-- Exercise inputs start --

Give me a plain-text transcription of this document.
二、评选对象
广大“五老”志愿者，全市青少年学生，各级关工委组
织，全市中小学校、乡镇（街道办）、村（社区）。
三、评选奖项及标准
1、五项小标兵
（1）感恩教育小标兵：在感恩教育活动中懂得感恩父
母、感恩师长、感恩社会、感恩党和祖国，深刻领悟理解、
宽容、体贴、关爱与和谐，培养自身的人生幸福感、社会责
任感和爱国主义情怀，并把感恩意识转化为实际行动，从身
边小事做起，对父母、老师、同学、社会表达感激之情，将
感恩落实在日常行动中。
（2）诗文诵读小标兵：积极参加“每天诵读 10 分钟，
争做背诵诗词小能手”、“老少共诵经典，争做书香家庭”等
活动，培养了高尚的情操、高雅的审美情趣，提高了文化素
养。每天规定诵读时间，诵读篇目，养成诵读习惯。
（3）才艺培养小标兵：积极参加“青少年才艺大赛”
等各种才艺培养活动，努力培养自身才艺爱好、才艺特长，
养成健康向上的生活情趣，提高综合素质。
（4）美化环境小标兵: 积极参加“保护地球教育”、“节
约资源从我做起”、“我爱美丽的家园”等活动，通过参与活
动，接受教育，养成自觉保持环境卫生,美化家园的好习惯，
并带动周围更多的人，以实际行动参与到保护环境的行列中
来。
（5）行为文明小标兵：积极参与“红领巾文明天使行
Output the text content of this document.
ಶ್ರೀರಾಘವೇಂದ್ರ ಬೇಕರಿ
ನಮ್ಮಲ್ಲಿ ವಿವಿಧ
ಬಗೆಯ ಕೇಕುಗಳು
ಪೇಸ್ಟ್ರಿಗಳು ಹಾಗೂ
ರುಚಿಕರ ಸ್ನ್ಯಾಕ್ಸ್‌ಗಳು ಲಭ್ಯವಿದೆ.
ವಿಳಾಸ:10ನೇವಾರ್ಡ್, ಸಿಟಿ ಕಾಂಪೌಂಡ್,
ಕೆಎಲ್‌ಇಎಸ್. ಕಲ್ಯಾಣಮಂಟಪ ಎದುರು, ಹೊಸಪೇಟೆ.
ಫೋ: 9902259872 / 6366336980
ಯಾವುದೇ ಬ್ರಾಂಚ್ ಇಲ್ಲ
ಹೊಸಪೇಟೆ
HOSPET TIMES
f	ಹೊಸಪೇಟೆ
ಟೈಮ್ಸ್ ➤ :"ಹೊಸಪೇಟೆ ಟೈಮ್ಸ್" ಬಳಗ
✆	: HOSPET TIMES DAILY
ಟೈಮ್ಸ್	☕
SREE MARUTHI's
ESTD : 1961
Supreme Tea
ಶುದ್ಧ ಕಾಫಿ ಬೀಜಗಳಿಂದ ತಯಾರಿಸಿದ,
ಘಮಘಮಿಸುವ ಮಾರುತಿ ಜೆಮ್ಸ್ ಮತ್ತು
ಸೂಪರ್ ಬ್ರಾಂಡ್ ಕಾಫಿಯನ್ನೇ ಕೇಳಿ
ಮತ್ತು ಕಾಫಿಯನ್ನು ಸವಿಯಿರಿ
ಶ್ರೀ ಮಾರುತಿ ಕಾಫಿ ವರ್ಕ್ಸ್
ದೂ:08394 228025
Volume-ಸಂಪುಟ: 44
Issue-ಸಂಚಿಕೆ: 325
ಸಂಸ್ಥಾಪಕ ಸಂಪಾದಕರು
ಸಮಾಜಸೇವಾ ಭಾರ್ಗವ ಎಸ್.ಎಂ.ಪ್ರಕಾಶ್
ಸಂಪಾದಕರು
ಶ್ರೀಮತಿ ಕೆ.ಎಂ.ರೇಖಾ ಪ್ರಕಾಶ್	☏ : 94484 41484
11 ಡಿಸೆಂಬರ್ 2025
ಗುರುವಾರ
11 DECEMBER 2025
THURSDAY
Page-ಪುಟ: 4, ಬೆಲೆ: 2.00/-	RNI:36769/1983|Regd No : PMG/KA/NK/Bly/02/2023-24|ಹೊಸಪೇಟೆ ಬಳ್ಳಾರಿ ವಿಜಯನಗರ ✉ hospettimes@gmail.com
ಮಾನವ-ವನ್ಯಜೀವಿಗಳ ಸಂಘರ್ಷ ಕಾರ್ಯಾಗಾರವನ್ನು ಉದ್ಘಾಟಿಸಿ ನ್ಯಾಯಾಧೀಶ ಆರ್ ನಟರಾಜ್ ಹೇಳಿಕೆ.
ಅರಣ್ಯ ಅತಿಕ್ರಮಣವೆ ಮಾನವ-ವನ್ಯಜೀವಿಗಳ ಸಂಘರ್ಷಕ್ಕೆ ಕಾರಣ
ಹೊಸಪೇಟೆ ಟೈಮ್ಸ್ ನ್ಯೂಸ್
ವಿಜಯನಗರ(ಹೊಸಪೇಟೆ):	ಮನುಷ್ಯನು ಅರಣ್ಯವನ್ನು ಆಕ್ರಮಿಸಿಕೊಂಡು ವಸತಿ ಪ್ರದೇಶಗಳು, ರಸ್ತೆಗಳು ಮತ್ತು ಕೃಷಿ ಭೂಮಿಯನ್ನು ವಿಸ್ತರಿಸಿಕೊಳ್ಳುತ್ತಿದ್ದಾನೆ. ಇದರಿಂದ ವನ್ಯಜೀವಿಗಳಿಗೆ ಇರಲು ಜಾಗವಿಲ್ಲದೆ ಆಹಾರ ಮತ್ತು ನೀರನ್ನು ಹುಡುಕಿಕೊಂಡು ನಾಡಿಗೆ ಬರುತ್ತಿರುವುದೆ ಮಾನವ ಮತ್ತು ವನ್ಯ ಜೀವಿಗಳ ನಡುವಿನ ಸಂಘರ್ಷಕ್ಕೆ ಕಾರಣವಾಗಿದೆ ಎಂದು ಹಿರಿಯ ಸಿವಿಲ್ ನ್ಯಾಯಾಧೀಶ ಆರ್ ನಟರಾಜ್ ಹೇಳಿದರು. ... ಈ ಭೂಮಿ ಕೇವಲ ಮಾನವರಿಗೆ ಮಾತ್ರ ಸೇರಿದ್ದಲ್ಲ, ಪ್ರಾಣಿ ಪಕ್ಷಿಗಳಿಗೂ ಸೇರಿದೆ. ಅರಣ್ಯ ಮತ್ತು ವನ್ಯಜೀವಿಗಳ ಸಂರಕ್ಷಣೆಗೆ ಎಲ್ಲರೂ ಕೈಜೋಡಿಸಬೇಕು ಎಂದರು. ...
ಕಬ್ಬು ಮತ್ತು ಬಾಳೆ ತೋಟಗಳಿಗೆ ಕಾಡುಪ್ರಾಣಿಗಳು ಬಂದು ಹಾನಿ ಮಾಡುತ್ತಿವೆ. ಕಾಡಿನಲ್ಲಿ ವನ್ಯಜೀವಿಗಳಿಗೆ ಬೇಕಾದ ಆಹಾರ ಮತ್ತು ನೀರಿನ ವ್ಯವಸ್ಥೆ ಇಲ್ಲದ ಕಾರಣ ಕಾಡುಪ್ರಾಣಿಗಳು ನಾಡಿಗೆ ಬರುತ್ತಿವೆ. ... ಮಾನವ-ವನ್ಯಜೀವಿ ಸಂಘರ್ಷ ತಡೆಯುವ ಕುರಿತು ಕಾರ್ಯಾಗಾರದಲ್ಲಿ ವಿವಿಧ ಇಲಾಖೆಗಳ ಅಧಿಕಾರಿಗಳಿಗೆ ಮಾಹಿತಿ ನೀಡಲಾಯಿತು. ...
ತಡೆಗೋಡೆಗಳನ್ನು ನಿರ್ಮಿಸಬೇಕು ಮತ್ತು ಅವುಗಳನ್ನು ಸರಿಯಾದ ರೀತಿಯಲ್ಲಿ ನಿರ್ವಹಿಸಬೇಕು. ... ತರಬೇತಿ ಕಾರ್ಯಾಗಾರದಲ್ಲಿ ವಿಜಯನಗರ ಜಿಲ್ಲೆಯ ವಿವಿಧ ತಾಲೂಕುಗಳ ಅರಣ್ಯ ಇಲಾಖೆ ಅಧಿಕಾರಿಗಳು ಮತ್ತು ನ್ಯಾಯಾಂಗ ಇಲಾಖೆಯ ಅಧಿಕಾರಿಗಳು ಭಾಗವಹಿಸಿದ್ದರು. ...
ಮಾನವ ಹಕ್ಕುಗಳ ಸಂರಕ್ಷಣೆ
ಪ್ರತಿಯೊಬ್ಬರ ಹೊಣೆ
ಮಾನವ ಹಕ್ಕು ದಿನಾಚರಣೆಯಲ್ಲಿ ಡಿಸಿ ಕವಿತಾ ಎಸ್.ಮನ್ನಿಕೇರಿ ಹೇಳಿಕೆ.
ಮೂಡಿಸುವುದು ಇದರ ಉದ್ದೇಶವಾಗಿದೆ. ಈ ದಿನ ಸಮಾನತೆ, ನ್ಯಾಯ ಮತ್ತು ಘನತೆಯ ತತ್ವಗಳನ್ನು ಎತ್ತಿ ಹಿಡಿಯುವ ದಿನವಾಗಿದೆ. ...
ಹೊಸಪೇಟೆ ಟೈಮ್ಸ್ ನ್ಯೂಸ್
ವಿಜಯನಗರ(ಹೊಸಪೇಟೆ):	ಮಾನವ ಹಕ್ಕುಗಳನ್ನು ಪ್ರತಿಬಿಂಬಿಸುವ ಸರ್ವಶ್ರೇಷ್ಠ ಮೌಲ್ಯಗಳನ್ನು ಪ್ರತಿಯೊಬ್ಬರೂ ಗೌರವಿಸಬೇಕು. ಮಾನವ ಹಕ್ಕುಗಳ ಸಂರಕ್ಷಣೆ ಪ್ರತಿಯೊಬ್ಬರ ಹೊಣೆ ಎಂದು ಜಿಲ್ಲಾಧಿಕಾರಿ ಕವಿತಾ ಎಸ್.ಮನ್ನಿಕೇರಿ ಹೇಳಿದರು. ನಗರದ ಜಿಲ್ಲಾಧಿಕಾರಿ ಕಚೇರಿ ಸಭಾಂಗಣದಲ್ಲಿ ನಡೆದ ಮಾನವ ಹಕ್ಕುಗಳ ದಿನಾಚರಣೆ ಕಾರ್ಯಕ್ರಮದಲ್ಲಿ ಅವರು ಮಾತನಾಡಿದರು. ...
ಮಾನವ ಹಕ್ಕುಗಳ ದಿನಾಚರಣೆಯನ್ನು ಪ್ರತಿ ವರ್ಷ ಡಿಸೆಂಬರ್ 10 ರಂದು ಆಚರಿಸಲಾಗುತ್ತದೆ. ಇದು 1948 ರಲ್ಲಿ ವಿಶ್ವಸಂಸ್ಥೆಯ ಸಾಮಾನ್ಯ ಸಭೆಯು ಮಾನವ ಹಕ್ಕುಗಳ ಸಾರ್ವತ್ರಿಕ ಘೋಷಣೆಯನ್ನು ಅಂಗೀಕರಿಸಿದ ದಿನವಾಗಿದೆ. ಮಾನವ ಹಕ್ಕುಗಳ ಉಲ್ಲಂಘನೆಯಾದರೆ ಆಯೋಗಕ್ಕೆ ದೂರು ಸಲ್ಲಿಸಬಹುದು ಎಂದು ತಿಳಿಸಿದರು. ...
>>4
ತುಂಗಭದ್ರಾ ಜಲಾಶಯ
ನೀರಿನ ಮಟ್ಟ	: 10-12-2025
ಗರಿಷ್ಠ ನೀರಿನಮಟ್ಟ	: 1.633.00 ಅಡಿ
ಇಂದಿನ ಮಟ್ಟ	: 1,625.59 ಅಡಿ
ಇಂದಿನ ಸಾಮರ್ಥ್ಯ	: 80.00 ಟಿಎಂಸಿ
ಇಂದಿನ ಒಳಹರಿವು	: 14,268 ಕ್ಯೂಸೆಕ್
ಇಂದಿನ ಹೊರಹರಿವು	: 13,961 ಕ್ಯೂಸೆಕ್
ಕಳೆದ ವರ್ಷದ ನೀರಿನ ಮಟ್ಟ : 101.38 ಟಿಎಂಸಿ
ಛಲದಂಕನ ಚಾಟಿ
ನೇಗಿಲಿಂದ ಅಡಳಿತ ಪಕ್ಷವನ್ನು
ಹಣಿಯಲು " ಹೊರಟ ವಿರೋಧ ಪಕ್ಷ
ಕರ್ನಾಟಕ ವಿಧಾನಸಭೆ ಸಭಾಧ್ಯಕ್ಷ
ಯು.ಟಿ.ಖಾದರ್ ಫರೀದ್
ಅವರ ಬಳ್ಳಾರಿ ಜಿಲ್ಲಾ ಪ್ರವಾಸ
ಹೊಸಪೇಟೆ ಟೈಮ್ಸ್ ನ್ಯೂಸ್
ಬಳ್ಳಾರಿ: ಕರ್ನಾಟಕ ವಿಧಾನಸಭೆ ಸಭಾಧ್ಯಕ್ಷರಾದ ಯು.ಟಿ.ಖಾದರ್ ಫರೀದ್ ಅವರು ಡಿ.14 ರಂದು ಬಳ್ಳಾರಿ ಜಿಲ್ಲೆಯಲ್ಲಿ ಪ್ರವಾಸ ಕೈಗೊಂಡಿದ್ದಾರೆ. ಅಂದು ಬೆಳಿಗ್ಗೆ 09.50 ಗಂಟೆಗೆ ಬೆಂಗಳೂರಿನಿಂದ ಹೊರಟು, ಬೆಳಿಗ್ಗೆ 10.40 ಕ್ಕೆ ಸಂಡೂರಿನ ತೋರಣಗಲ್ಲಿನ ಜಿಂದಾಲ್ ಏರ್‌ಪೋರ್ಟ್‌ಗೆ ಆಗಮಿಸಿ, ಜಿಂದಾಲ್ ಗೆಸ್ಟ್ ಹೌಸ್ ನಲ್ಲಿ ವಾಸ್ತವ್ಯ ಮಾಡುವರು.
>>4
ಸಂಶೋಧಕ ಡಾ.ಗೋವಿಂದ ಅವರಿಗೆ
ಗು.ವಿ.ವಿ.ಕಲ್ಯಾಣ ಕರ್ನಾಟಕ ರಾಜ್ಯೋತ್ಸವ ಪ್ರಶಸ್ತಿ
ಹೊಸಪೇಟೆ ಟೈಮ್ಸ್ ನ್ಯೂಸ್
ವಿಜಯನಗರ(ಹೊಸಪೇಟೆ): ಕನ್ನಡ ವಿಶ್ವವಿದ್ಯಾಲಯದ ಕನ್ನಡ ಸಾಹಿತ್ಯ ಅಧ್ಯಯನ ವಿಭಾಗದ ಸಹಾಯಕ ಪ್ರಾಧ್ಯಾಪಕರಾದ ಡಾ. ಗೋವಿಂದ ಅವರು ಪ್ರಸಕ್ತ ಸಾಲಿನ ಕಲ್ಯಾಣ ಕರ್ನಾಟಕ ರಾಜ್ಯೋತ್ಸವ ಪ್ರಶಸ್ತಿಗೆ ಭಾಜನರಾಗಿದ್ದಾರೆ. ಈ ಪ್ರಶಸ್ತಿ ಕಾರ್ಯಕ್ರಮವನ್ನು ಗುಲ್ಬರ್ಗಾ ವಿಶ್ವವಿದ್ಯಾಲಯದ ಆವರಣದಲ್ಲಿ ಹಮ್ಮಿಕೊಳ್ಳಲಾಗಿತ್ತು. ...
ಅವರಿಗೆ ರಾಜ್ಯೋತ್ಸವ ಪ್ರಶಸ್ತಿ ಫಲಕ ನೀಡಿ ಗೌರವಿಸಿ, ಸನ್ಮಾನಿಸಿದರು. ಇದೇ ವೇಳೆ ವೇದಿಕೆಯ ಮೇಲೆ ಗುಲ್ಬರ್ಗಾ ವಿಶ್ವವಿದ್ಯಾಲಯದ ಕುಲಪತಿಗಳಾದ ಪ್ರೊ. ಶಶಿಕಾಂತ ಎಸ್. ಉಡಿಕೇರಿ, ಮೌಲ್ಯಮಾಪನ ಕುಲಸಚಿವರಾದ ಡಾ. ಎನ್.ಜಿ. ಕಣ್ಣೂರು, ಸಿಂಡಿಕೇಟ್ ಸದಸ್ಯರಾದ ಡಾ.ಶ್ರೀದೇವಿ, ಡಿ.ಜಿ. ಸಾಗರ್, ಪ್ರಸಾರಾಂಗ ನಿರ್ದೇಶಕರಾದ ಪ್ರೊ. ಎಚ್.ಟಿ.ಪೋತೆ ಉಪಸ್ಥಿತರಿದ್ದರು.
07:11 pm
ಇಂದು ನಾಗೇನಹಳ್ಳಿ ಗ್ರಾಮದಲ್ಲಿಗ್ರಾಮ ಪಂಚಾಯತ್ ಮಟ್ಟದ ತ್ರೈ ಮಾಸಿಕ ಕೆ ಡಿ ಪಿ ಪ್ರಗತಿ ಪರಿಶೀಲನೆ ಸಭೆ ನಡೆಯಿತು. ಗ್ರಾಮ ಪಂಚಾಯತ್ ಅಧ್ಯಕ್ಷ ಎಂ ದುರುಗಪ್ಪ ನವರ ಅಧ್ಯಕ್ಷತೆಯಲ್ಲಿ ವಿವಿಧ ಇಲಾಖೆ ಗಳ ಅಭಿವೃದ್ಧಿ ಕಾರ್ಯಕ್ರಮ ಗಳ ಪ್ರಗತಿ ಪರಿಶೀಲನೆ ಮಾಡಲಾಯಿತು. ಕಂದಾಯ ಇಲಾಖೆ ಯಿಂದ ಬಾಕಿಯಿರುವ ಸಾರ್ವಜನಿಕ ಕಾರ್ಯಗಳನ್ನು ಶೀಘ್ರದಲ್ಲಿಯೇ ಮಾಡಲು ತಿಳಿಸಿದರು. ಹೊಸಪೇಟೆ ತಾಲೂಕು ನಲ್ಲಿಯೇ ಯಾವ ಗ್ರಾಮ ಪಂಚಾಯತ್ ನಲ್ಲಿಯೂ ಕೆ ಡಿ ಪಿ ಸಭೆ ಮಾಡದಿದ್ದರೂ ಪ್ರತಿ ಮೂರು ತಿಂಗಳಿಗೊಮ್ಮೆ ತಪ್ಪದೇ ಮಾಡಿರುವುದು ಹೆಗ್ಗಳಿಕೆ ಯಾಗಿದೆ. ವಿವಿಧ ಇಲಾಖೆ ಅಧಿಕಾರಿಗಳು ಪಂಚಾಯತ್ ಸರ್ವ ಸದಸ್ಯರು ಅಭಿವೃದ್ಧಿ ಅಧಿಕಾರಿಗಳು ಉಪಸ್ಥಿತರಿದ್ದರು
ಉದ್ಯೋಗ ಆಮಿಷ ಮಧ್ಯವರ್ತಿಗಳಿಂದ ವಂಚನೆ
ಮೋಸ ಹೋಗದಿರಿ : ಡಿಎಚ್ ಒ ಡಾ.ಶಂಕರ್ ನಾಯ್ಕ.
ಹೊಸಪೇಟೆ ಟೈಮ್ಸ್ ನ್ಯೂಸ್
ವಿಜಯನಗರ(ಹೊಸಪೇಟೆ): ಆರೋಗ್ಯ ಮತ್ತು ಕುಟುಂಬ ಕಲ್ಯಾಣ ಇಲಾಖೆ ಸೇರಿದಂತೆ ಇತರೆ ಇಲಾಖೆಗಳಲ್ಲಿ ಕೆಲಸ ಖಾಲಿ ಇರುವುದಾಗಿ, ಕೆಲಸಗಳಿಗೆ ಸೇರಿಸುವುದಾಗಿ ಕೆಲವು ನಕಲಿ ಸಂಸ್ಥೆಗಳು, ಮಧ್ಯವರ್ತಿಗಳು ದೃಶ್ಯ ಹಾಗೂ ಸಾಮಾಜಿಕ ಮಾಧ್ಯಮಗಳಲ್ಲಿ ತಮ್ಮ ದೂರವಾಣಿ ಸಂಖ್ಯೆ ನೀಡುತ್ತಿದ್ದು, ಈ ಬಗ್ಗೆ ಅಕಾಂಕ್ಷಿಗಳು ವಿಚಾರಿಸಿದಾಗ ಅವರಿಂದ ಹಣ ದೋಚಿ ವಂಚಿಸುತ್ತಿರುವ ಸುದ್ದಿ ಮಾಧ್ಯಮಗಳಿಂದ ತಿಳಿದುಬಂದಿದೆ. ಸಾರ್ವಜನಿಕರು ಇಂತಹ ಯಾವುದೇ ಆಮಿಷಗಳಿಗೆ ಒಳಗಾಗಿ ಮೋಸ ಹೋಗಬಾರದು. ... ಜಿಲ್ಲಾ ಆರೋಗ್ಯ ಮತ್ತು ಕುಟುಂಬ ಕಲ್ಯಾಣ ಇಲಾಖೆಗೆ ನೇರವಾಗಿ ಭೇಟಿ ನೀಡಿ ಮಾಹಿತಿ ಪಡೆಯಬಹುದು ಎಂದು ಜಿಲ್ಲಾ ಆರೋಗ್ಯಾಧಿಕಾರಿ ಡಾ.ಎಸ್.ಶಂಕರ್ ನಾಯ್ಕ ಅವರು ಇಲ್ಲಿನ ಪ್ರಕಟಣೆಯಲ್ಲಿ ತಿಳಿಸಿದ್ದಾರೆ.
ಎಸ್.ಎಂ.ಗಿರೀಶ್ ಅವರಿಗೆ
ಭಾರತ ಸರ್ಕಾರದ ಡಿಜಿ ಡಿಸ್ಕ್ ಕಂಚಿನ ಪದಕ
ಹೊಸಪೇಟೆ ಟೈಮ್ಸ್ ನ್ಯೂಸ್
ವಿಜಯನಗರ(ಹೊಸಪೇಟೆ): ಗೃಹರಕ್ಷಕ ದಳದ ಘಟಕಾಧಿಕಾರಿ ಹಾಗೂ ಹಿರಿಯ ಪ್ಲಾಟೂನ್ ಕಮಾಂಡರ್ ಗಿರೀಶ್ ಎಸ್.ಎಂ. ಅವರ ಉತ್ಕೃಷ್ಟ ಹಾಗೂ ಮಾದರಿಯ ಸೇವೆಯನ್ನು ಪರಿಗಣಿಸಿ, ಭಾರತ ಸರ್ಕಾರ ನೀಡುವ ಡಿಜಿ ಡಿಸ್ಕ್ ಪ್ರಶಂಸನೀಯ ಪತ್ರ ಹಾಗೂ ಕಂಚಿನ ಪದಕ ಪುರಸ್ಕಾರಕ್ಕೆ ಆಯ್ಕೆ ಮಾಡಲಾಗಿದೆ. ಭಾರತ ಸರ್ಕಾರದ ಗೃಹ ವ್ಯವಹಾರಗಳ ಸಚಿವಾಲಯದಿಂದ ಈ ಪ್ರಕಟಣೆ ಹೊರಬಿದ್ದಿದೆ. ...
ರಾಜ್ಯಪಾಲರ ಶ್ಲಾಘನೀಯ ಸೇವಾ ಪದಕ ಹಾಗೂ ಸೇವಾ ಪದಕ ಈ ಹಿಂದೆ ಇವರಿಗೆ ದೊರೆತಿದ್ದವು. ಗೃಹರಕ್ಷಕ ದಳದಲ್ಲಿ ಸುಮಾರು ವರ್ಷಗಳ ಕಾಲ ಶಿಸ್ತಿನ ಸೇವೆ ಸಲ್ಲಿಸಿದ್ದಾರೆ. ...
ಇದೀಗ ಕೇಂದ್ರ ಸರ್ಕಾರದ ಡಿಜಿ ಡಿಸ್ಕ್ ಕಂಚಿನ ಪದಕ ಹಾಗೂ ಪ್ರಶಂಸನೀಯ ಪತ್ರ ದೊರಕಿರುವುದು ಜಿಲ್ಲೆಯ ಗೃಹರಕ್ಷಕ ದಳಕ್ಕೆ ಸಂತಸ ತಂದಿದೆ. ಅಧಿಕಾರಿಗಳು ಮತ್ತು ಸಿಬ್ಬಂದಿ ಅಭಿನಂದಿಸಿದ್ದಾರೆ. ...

-- Exercise inputs end --

**Written instruction**. Find each line holding "document". Copy it out.

**Output for this exercise**.
Give me a plain-text transcription of this document.
Output the text content of this document.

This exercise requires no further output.